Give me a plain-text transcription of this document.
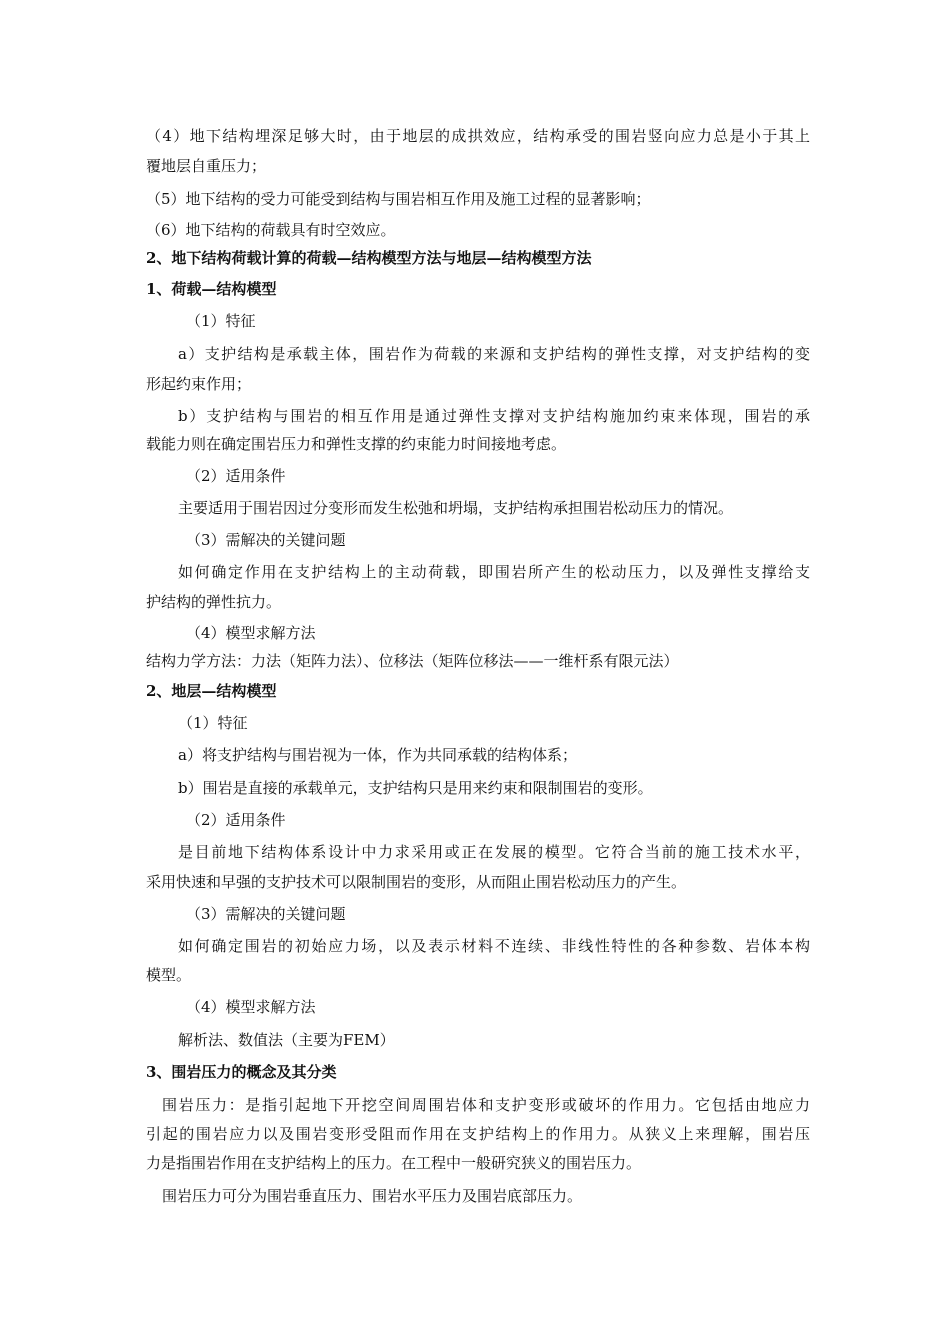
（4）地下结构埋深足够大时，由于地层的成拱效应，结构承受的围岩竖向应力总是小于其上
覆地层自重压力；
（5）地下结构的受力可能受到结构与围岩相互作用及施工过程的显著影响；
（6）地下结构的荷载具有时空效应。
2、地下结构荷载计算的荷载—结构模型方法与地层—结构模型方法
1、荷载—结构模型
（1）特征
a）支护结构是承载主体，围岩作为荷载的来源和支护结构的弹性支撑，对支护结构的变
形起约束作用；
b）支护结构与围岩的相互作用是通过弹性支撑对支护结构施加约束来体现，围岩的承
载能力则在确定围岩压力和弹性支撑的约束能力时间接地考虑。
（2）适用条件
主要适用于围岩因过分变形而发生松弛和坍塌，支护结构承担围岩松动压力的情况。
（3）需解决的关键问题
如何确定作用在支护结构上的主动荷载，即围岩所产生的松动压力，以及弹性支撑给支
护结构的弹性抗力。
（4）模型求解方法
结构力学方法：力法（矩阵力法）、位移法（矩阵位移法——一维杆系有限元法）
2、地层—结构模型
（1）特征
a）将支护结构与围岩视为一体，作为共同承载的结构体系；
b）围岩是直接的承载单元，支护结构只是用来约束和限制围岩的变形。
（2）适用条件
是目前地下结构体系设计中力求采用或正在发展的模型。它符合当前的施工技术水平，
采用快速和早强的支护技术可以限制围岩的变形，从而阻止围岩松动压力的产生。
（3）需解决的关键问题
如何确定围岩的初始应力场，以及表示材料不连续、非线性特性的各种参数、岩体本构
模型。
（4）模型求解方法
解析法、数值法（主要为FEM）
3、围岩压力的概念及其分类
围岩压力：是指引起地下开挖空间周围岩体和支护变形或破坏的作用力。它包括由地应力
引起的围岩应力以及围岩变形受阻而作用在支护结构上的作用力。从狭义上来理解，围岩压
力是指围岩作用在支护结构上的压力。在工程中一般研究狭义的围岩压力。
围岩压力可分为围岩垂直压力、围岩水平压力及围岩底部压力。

> Exercise brief
All of the data above should be quoted exactly, except for the pictures.

> Problem solution
Give me a plain-text transcription of this document.
（4）地下结构埋深足够大时，由于地层的成拱效应，结构承受的围岩竖向应力总是小于其上
覆地层自重压力；
（5）地下结构的受力可能受到结构与围岩相互作用及施工过程的显著影响；
（6）地下结构的荷载具有时空效应。
2、地下结构荷载计算的荷载—结构模型方法与地层—结构模型方法
1、荷载—结构模型
（1）特征
a）支护结构是承载主体，围岩作为荷载的来源和支护结构的弹性支撑，对支护结构的变
形起约束作用；
b）支护结构与围岩的相互作用是通过弹性支撑对支护结构施加约束来体现，围岩的承
载能力则在确定围岩压力和弹性支撑的约束能力时间接地考虑。
（2）适用条件
主要适用于围岩因过分变形而发生松弛和坍塌，支护结构承担围岩松动压力的情况。
（3）需解决的关键问题
如何确定作用在支护结构上的主动荷载，即围岩所产生的松动压力，以及弹性支撑给支
护结构的弹性抗力。
（4）模型求解方法
结构力学方法：力法（矩阵力法）、位移法（矩阵位移法——一维杆系有限元法）
2、地层—结构模型
（1）特征
a）将支护结构与围岩视为一体，作为共同承载的结构体系；
b）围岩是直接的承载单元，支护结构只是用来约束和限制围岩的变形。
（2）适用条件
是目前地下结构体系设计中力求采用或正在发展的模型。它符合当前的施工技术水平，
采用快速和早强的支护技术可以限制围岩的变形，从而阻止围岩松动压力的产生。
（3）需解决的关键问题
如何确定围岩的初始应力场，以及表示材料不连续、非线性特性的各种参数、岩体本构
模型。
（4）模型求解方法
解析法、数值法（主要为FEM）
3、围岩压力的概念及其分类
围岩压力：是指引起地下开挖空间周围岩体和支护变形或破坏的作用力。它包括由地应力
引起的围岩应力以及围岩变形受阻而作用在支护结构上的作用力。从狭义上来理解，围岩压
力是指围岩作用在支护结构上的压力。在工程中一般研究狭义的围岩压力。
围岩压力可分为围岩垂直压力、围岩水平压力及围岩底部压力。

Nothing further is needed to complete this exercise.